# Exercise description
Return all lines from the listing below in which the string "ylabel" occurs.

# Listed records
****************************************
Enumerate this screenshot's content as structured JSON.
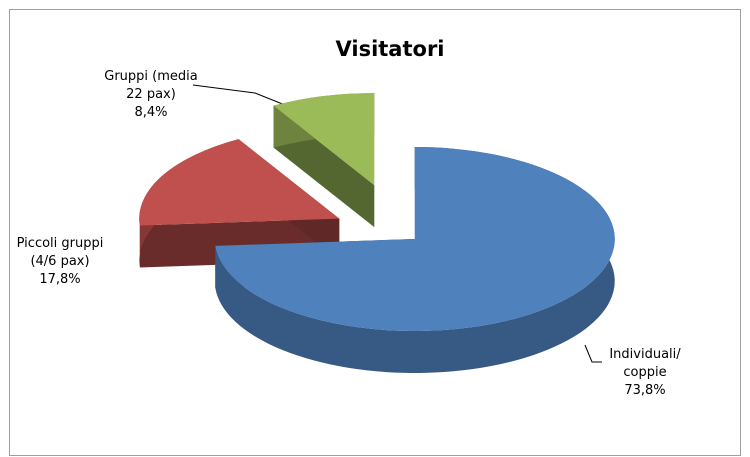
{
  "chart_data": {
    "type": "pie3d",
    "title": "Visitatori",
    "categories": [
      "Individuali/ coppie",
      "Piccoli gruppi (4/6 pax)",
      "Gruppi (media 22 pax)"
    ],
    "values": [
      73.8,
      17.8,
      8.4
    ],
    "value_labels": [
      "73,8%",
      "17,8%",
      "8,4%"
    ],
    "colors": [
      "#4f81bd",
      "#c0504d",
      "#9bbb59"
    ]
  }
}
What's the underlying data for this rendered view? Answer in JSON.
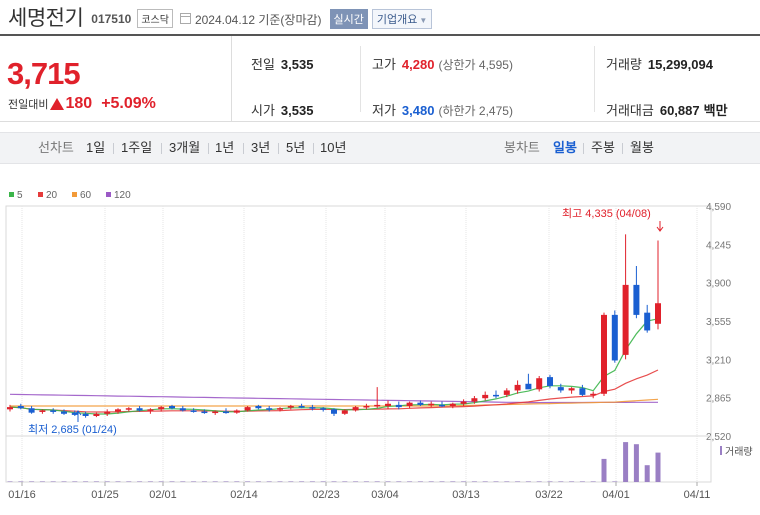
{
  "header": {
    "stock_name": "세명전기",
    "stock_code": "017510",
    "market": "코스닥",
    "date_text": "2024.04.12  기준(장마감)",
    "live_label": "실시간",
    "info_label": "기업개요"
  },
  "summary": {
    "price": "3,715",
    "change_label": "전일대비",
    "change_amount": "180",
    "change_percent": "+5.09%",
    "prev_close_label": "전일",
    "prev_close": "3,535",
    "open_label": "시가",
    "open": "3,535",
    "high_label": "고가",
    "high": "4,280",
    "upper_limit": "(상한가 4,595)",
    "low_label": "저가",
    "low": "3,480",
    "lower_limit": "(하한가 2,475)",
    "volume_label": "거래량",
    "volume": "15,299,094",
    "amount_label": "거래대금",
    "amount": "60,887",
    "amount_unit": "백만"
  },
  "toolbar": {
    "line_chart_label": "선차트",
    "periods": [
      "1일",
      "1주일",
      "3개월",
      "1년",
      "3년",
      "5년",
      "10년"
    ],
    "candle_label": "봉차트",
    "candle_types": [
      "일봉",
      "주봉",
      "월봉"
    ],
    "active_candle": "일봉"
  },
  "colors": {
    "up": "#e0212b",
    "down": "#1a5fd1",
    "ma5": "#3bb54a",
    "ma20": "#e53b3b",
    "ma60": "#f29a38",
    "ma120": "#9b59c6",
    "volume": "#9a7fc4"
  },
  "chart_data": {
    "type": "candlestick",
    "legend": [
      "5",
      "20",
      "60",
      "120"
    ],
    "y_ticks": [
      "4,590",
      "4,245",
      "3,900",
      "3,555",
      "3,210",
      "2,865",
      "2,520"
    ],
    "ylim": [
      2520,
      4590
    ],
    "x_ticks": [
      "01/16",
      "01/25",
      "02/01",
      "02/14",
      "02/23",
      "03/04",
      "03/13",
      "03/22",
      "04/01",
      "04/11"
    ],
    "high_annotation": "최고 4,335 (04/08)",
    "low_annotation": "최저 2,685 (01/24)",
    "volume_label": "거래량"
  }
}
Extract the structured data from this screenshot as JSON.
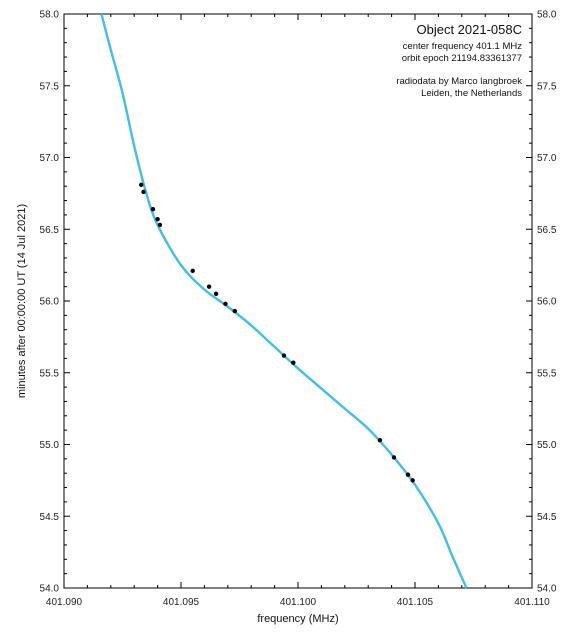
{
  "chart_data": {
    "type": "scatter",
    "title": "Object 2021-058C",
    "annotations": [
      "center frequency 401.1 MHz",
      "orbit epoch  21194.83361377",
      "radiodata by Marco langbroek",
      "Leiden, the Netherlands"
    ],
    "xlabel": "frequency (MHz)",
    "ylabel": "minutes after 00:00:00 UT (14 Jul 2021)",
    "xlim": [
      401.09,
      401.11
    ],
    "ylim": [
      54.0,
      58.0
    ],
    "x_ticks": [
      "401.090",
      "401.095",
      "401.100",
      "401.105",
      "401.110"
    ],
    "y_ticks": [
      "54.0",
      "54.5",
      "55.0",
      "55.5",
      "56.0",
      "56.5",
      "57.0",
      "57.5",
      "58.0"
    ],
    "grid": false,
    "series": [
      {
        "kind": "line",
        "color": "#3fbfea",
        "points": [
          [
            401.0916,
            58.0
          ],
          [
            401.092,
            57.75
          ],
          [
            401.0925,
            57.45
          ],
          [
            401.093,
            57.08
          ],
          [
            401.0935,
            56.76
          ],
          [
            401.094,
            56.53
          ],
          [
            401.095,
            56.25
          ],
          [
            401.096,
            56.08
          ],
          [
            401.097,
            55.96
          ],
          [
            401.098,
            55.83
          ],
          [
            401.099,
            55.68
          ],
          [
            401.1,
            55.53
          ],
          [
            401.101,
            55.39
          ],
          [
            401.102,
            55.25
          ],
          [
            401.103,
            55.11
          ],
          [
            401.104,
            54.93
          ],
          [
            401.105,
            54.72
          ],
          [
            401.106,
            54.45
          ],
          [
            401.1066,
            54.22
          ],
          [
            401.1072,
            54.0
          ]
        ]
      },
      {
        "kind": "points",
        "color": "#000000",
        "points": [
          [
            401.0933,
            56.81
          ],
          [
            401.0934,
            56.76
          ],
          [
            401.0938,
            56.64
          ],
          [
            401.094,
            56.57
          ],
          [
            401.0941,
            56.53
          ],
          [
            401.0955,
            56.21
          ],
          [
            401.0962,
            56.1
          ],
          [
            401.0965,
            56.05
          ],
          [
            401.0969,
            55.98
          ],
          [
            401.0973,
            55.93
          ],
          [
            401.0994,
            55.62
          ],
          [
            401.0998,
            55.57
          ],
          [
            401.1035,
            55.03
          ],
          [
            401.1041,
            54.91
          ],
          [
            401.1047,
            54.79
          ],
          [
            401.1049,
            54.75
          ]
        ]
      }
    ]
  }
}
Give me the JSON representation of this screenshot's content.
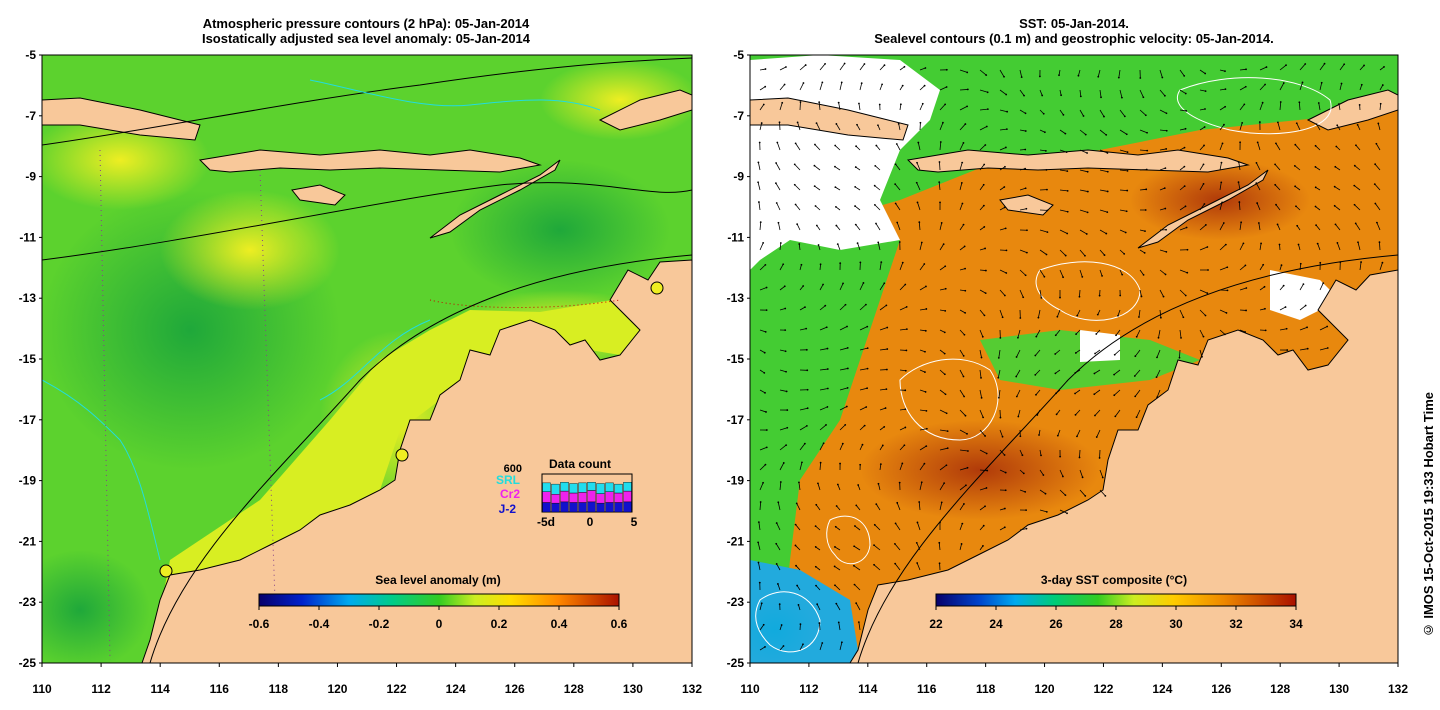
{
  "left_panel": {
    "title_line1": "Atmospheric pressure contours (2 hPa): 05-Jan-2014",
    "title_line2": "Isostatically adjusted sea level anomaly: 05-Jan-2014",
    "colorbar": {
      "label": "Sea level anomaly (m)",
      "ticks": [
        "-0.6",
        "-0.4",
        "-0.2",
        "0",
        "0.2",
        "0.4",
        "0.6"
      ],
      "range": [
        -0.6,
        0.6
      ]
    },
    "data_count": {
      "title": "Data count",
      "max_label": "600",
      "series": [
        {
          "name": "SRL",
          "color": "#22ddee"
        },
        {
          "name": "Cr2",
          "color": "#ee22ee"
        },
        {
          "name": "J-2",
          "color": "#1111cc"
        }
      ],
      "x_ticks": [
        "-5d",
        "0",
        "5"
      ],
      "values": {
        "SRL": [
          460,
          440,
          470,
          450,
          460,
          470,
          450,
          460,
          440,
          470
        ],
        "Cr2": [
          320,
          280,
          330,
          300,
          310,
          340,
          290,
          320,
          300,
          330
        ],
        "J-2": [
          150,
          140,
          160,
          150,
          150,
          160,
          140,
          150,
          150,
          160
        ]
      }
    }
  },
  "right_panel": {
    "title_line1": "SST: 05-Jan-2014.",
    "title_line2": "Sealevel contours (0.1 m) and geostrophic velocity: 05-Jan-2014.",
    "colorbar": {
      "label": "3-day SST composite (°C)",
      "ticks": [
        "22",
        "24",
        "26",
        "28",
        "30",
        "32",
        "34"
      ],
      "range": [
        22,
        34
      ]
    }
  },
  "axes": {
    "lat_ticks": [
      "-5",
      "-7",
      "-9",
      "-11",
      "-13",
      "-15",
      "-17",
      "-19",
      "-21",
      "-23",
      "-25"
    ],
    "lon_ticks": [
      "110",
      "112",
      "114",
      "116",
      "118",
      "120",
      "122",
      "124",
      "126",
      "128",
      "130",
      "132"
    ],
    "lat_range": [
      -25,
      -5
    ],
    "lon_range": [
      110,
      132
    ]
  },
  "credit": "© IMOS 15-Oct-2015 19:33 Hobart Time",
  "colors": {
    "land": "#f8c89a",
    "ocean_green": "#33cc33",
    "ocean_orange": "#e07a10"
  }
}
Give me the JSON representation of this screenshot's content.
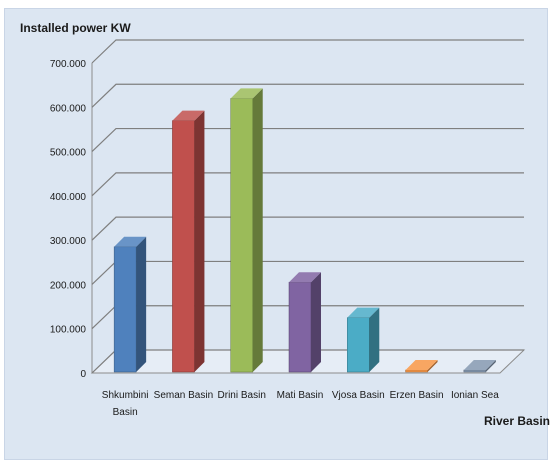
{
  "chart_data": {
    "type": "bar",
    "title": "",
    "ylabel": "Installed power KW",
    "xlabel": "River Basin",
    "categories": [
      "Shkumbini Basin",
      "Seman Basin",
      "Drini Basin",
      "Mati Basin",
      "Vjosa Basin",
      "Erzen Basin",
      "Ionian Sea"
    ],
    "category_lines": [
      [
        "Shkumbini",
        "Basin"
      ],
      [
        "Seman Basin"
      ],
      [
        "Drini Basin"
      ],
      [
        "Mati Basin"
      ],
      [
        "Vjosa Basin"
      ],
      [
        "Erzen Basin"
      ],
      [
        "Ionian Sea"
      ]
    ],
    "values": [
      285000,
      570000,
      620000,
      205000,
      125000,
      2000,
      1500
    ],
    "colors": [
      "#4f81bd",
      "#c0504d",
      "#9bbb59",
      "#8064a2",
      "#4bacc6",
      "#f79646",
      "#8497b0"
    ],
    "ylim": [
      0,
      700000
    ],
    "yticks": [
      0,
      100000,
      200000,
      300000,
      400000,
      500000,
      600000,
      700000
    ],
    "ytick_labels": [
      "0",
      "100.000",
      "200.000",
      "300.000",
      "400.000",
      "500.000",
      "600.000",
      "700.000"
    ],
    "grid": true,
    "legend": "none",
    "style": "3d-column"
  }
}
****************************************
# Expected output
    "ylabel": "minutes after 00:00:00 UT (14 Jul 2021)",
    "ylabel": "Installed power KW",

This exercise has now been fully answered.